## MATERIAL SHOWN
◇ ◇ ◇ ◇
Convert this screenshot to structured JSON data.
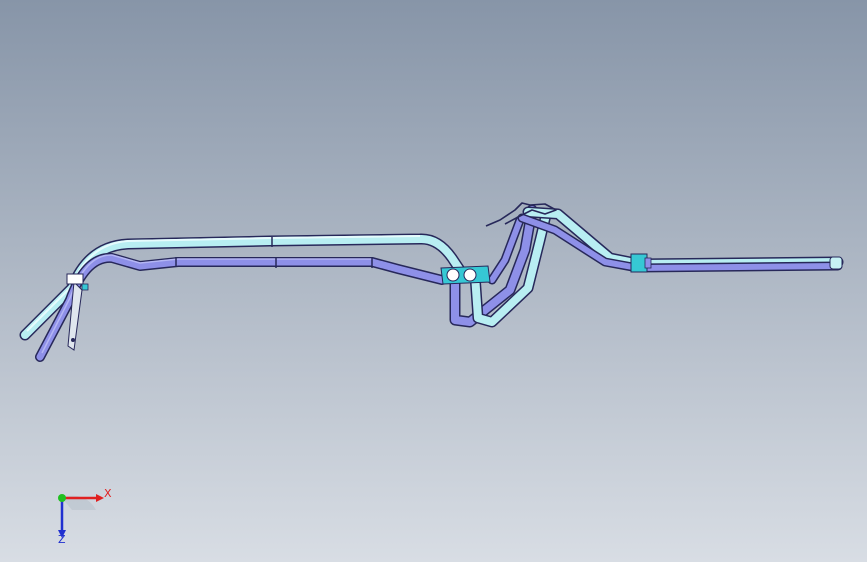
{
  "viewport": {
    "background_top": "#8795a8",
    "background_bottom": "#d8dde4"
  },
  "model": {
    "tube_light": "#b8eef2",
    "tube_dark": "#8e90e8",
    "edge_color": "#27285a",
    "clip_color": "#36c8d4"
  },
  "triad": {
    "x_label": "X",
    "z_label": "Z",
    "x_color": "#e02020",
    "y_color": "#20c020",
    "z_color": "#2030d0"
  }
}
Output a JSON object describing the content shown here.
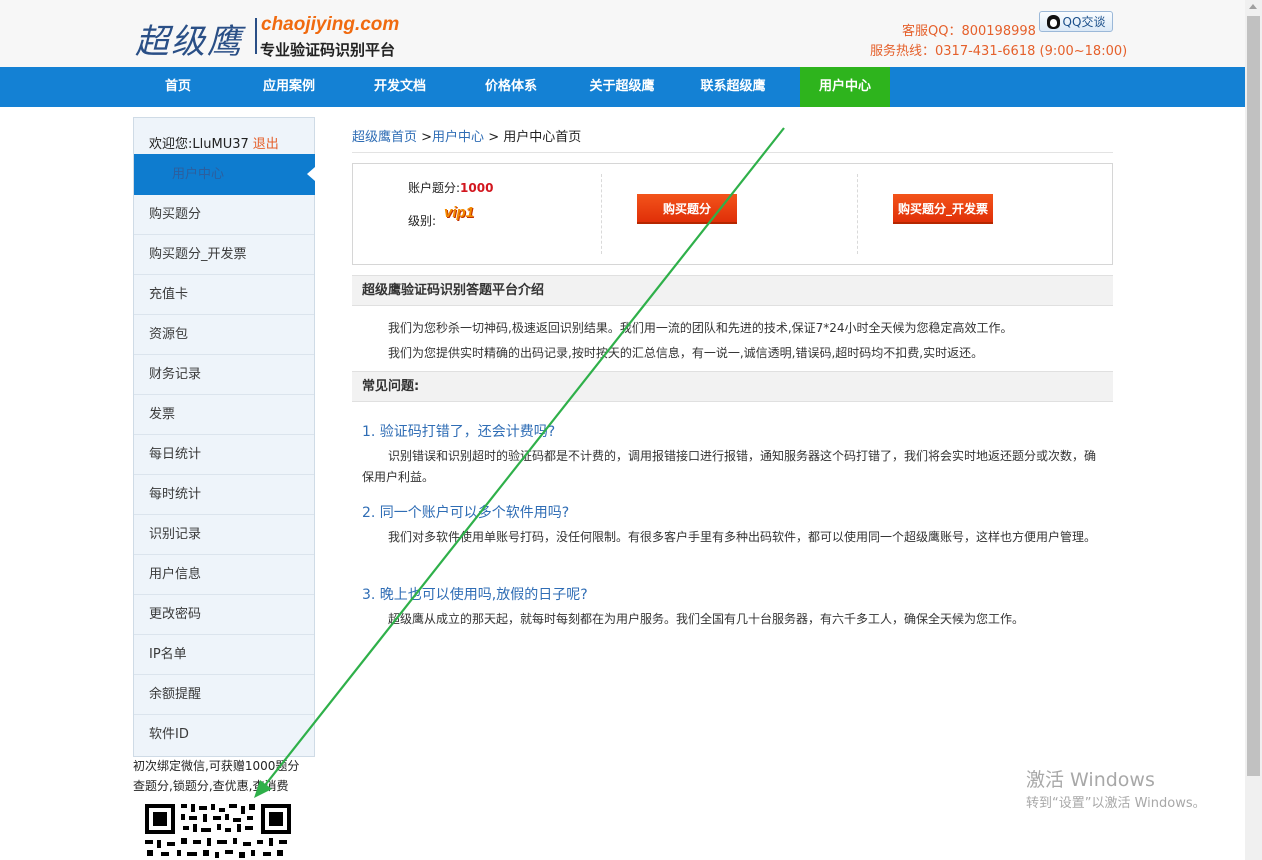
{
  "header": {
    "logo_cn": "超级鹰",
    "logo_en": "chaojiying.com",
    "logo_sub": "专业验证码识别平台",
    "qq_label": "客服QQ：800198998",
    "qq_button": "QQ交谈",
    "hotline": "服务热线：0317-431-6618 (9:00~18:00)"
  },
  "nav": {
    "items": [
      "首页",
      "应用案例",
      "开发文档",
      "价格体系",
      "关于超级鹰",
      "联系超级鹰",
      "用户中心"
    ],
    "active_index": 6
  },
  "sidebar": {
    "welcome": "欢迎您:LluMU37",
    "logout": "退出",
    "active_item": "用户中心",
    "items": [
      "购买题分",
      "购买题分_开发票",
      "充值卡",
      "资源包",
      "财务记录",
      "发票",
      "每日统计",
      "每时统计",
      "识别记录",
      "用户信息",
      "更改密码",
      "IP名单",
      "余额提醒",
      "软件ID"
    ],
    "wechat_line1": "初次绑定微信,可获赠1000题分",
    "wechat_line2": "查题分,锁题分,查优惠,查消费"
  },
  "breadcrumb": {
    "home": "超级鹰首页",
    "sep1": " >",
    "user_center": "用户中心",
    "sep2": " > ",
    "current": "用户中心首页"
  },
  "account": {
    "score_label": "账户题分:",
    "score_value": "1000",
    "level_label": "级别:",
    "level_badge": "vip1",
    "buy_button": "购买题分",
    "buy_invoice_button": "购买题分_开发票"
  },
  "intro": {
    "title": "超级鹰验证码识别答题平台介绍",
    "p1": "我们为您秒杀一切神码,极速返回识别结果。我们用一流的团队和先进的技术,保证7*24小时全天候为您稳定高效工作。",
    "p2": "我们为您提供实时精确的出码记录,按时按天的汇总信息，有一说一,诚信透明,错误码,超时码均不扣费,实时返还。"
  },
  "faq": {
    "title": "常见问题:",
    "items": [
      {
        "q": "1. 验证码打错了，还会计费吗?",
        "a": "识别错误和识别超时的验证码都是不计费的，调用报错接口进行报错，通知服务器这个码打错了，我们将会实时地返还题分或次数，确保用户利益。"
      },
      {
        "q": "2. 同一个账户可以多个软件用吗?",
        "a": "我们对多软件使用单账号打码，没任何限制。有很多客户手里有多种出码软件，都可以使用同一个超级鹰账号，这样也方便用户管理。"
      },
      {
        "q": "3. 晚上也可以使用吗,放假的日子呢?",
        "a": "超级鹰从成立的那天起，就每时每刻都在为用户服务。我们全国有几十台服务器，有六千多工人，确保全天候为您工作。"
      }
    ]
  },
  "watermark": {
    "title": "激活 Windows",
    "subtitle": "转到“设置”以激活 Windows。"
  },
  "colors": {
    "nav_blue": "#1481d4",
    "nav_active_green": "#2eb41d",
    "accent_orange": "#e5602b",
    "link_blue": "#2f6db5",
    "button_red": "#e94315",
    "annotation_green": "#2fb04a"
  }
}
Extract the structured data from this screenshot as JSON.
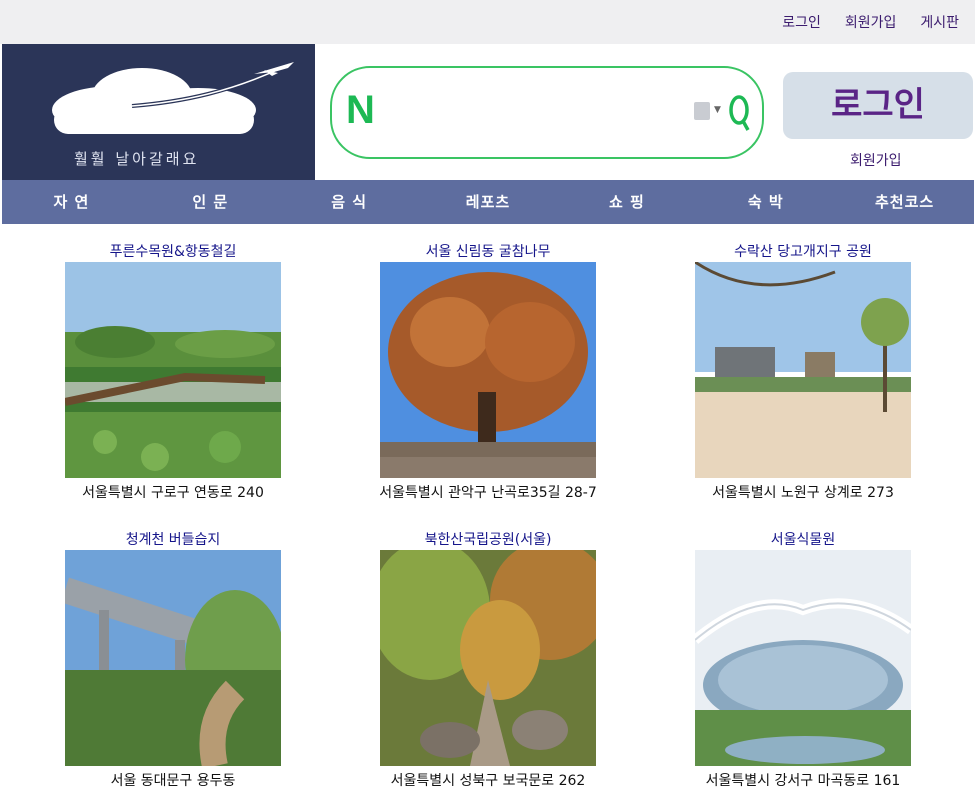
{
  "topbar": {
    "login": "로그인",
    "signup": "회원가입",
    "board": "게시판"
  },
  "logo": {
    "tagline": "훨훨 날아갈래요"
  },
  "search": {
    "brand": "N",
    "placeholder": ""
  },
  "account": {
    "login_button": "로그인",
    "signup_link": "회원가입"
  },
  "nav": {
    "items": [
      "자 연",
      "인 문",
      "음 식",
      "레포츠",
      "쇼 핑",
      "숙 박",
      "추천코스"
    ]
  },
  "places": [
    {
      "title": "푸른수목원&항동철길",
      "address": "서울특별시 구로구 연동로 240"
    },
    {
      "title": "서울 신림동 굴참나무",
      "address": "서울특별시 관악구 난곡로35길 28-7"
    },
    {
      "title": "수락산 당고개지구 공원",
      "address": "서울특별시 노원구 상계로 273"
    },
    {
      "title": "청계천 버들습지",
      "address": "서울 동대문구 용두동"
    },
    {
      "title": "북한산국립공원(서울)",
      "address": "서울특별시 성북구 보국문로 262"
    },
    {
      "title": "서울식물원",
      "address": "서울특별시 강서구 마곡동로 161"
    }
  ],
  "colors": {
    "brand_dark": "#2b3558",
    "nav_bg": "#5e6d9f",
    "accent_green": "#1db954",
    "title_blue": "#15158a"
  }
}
◇ ◇ ◇ ◇
## THE PROBLEM
Give only the number of lines in the records that contain the string "JSON".

## THE SOLUTION
3